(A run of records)
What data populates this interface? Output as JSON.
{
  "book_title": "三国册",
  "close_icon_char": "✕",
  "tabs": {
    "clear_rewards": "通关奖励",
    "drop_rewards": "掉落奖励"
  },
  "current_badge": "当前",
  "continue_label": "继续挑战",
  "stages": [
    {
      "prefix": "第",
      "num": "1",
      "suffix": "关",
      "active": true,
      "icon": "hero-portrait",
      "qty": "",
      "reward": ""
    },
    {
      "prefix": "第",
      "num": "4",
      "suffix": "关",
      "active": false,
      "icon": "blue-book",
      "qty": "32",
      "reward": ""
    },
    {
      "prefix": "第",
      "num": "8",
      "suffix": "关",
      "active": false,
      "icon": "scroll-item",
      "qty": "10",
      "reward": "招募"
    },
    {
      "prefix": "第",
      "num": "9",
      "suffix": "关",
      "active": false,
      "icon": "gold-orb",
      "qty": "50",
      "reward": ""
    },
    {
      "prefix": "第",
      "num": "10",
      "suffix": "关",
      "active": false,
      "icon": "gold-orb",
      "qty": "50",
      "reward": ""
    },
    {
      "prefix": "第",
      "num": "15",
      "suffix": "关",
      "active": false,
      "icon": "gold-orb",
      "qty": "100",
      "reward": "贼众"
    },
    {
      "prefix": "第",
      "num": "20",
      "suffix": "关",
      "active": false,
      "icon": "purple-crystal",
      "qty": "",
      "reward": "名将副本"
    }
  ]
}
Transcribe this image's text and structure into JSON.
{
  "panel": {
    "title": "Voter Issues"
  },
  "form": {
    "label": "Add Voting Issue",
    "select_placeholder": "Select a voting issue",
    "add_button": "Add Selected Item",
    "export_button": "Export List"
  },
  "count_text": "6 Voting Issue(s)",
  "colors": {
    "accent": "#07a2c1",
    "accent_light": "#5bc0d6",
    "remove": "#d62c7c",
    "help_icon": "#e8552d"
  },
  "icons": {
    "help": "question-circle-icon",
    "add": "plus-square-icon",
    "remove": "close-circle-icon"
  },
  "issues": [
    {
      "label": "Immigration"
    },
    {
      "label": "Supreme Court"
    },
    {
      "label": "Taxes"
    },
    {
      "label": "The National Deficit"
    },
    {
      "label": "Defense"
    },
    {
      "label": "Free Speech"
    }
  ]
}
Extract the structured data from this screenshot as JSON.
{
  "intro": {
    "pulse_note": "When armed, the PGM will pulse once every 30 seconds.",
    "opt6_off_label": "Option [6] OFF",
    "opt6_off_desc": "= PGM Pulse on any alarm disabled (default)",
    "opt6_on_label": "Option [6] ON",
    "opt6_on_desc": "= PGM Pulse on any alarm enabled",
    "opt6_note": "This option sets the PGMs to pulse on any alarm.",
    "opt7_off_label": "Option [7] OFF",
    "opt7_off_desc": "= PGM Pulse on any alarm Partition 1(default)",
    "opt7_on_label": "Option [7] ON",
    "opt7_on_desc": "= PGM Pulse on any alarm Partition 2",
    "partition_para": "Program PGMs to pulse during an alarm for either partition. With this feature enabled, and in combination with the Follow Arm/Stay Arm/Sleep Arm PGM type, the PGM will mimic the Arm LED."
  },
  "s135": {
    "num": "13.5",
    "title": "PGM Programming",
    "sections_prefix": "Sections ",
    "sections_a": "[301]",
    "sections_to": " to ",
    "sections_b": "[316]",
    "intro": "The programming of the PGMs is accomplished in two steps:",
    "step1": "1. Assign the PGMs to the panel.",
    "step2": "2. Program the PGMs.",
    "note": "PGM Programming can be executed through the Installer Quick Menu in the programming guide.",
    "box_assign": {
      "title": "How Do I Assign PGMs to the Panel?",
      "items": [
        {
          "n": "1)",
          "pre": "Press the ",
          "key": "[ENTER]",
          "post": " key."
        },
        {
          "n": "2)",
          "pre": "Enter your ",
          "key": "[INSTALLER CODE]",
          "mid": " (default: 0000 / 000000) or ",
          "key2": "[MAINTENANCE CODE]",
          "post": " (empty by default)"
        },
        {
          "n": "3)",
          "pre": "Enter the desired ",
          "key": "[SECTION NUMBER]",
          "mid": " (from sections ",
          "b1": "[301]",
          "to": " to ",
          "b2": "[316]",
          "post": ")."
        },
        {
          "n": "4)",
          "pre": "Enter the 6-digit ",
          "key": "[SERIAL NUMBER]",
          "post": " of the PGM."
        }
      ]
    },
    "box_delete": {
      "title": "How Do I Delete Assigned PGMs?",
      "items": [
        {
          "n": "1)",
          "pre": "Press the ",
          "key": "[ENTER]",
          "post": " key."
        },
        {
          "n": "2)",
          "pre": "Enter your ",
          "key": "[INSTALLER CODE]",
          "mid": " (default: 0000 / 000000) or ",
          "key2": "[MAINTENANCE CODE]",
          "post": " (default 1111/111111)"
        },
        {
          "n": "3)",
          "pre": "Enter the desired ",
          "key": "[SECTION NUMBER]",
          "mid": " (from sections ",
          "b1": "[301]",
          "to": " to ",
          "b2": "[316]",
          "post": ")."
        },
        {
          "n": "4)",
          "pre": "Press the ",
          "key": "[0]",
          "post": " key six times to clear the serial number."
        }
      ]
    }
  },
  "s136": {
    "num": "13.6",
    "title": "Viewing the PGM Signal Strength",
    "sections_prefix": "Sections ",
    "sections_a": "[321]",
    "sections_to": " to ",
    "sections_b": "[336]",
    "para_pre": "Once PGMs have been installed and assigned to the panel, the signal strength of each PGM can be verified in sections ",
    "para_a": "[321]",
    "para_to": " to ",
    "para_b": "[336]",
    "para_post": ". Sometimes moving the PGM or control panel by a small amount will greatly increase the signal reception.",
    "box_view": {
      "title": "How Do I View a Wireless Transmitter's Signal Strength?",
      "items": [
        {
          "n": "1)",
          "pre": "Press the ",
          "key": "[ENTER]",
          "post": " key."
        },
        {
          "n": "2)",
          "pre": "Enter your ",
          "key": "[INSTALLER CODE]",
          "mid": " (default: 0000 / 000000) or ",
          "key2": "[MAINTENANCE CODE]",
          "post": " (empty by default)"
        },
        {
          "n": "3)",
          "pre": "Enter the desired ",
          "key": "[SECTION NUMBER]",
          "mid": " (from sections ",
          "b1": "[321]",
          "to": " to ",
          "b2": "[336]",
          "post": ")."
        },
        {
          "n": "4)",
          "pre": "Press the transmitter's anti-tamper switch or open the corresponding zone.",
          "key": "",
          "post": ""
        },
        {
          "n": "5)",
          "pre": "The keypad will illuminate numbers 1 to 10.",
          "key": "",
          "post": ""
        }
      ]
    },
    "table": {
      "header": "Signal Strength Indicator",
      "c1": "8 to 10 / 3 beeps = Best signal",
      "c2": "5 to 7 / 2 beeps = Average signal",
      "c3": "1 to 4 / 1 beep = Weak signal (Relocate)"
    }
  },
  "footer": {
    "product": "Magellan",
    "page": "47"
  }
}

TASK TO COMPLETE: Output each entry precisely as given.

SOLUTION FOR THIS EXERCISE:
What data populates this interface? Output as JSON.
{
  "book_title": "三国册",
  "close_icon_char": "✕",
  "tabs": {
    "clear_rewards": "通关奖励",
    "drop_rewards": "掉落奖励"
  },
  "current_badge": "当前",
  "continue_label": "继续挑战",
  "stages": [
    {
      "prefix": "第",
      "num": "1",
      "suffix": "关",
      "active": true,
      "icon": "hero-portrait",
      "qty": "",
      "reward": ""
    },
    {
      "prefix": "第",
      "num": "4",
      "suffix": "关",
      "active": false,
      "icon": "blue-book",
      "qty": "32",
      "reward": ""
    },
    {
      "prefix": "第",
      "num": "8",
      "suffix": "关",
      "active": false,
      "icon": "scroll-item",
      "qty": "10",
      "reward": "招募"
    },
    {
      "prefix": "第",
      "num": "9",
      "suffix": "关",
      "active": false,
      "icon": "gold-orb",
      "qty": "50",
      "reward": ""
    },
    {
      "prefix": "第",
      "num": "10",
      "suffix": "关",
      "active": false,
      "icon": "gold-orb",
      "qty": "50",
      "reward": ""
    },
    {
      "prefix": "第",
      "num": "15",
      "suffix": "关",
      "active": false,
      "icon": "gold-orb",
      "qty": "100",
      "reward": "贼众"
    },
    {
      "prefix": "第",
      "num": "20",
      "suffix": "关",
      "active": false,
      "icon": "purple-crystal",
      "qty": "",
      "reward": "名将副本"
    }
  ]
}
Transcribe this image's text and structure into JSON.
{
  "panel": {
    "title": "Voter Issues"
  },
  "form": {
    "label": "Add Voting Issue",
    "select_placeholder": "Select a voting issue",
    "add_button": "Add Selected Item",
    "export_button": "Export List"
  },
  "count_text": "6 Voting Issue(s)",
  "colors": {
    "accent": "#07a2c1",
    "accent_light": "#5bc0d6",
    "remove": "#d62c7c",
    "help_icon": "#e8552d"
  },
  "icons": {
    "help": "question-circle-icon",
    "add": "plus-square-icon",
    "remove": "close-circle-icon"
  },
  "issues": [
    {
      "label": "Immigration"
    },
    {
      "label": "Supreme Court"
    },
    {
      "label": "Taxes"
    },
    {
      "label": "The National Deficit"
    },
    {
      "label": "Defense"
    },
    {
      "label": "Free Speech"
    }
  ]
}
Extract the structured data from this screenshot as JSON.
{
  "intro": {
    "pulse_note": "When armed, the PGM will pulse once every 30 seconds.",
    "opt6_off_label": "Option [6] OFF",
    "opt6_off_desc": "= PGM Pulse on any alarm disabled (default)",
    "opt6_on_label": "Option [6] ON",
    "opt6_on_desc": "= PGM Pulse on any alarm enabled",
    "opt6_note": "This option sets the PGMs to pulse on any alarm.",
    "opt7_off_label": "Option [7] OFF",
    "opt7_off_desc": "= PGM Pulse on any alarm Partition 1(default)",
    "opt7_on_label": "Option [7] ON",
    "opt7_on_desc": "= PGM Pulse on any alarm Partition 2",
    "partition_para": "Program PGMs to pulse during an alarm for either partition. With this feature enabled, and in combination with the Follow Arm/Stay Arm/Sleep Arm PGM type, the PGM will mimic the Arm LED."
  },
  "s135": {
    "num": "13.5",
    "title": "PGM Programming",
    "sections_prefix": "Sections ",
    "sections_a": "[301]",
    "sections_to": " to ",
    "sections_b": "[316]",
    "intro": "The programming of the PGMs is accomplished in two steps:",
    "step1": "1. Assign the PGMs to the panel.",
    "step2": "2. Program the PGMs.",
    "note": "PGM Programming can be executed through the Installer Quick Menu in the programming guide.",
    "box_assign": {
      "title": "How Do I Assign PGMs to the Panel?",
      "items": [
        {
          "n": "1)",
          "pre": "Press the ",
          "key": "[ENTER]",
          "post": " key."
        },
        {
          "n": "2)",
          "pre": "Enter your ",
          "key": "[INSTALLER CODE]",
          "mid": " (default: 0000 / 000000) or ",
          "key2": "[MAINTENANCE CODE]",
          "post": " (empty by default)"
        },
        {
          "n": "3)",
          "pre": "Enter the desired ",
          "key": "[SECTION NUMBER]",
          "mid": " (from sections ",
          "b1": "[301]",
          "to": " to ",
          "b2": "[316]",
          "post": ")."
        },
        {
          "n": "4)",
          "pre": "Enter the 6-digit ",
          "key": "[SERIAL NUMBER]",
          "post": " of the PGM."
        }
      ]
    },
    "box_delete": {
      "title": "How Do I Delete Assigned PGMs?",
      "items": [
        {
          "n": "1)",
          "pre": "Press the ",
          "key": "[ENTER]",
          "post": " key."
        },
        {
          "n": "2)",
          "pre": "Enter your ",
          "key": "[INSTALLER CODE]",
          "mid": " (default: 0000 / 000000) or ",
          "key2": "[MAINTENANCE CODE]",
          "post": " (default 1111/111111)"
        },
        {
          "n": "3)",
          "pre": "Enter the desired ",
          "key": "[SECTION NUMBER]",
          "mid": " (from sections ",
          "b1": "[301]",
          "to": " to ",
          "b2": "[316]",
          "post": ")."
        },
        {
          "n": "4)",
          "pre": "Press the ",
          "key": "[0]",
          "post": " key six times to clear the serial number."
        }
      ]
    }
  },
  "s136": {
    "num": "13.6",
    "title": "Viewing the PGM Signal Strength",
    "sections_prefix": "Sections ",
    "sections_a": "[321]",
    "sections_to": " to ",
    "sections_b": "[336]",
    "para_pre": "Once PGMs have been installed and assigned to the panel, the signal strength of each PGM can be verified in sections ",
    "para_a": "[321]",
    "para_to": " to ",
    "para_b": "[336]",
    "para_post": ". Sometimes moving the PGM or control panel by a small amount will greatly increase the signal reception.",
    "box_view": {
      "title": "How Do I View a Wireless Transmitter's Signal Strength?",
      "items": [
        {
          "n": "1)",
          "pre": "Press the ",
          "key": "[ENTER]",
          "post": " key."
        },
        {
          "n": "2)",
          "pre": "Enter your ",
          "key": "[INSTALLER CODE]",
          "mid": " (default: 0000 / 000000) or ",
          "key2": "[MAINTENANCE CODE]",
          "post": " (empty by default)"
        },
        {
          "n": "3)",
          "pre": "Enter the desired ",
          "key": "[SECTION NUMBER]",
          "mid": " (from sections ",
          "b1": "[321]",
          "to": " to ",
          "b2": "[336]",
          "post": ")."
        },
        {
          "n": "4)",
          "pre": "Press the transmitter's anti-tamper switch or open the corresponding zone.",
          "key": "",
          "post": ""
        },
        {
          "n": "5)",
          "pre": "The keypad will illuminate numbers 1 to 10.",
          "key": "",
          "post": ""
        }
      ]
    },
    "table": {
      "header": "Signal Strength Indicator",
      "c1": "8 to 10 / 3 beeps = Best signal",
      "c2": "5 to 7 / 2 beeps = Average signal",
      "c3": "1 to 4 / 1 beep = Weak signal (Relocate)"
    }
  },
  "footer": {
    "product": "Magellan",
    "page": "47"
  }
}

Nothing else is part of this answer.